EXERCISE GOAL:
It is required that all of the data be written out exactly.

════════

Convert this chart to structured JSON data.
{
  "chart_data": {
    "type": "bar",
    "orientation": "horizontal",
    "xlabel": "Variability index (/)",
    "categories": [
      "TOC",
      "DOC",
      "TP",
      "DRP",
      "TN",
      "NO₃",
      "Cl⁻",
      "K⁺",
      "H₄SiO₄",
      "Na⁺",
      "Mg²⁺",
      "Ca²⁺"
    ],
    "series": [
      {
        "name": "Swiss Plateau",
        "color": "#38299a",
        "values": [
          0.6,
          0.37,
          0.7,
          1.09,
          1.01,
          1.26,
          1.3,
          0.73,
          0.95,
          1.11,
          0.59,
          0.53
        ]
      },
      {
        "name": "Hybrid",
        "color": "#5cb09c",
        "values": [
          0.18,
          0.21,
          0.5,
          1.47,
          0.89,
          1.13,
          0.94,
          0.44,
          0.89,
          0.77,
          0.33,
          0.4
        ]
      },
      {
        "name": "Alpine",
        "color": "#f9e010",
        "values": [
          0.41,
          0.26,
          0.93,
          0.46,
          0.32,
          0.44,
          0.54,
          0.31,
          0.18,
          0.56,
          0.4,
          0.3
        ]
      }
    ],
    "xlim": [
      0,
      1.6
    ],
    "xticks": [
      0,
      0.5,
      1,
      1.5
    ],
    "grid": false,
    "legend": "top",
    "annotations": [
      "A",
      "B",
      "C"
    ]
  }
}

════════

ANSWER TO THE TASK:
Convert this chart to structured JSON data.
{
  "chart_data": {
    "type": "bar",
    "orientation": "horizontal",
    "xlabel": "Variability index (/)",
    "categories": [
      "TOC",
      "DOC",
      "TP",
      "DRP",
      "TN",
      "NO₃",
      "Cl⁻",
      "K⁺",
      "H₄SiO₄",
      "Na⁺",
      "Mg²⁺",
      "Ca²⁺"
    ],
    "series": [
      {
        "name": "Swiss Plateau",
        "color": "#38299a",
        "values": [
          0.6,
          0.37,
          0.7,
          1.09,
          1.01,
          1.26,
          1.3,
          0.73,
          0.95,
          1.11,
          0.59,
          0.53
        ]
      },
      {
        "name": "Hybrid",
        "color": "#5cb09c",
        "values": [
          0.18,
          0.21,
          0.5,
          1.47,
          0.89,
          1.13,
          0.94,
          0.44,
          0.89,
          0.77,
          0.33,
          0.4
        ]
      },
      {
        "name": "Alpine",
        "color": "#f9e010",
        "values": [
          0.41,
          0.26,
          0.93,
          0.46,
          0.32,
          0.44,
          0.54,
          0.31,
          0.18,
          0.56,
          0.4,
          0.3
        ]
      }
    ],
    "xlim": [
      0,
      1.6
    ],
    "xticks": [
      0,
      0.5,
      1,
      1.5
    ],
    "grid": false,
    "legend": "top",
    "annotations": [
      "A",
      "B",
      "C"
    ]
  }
}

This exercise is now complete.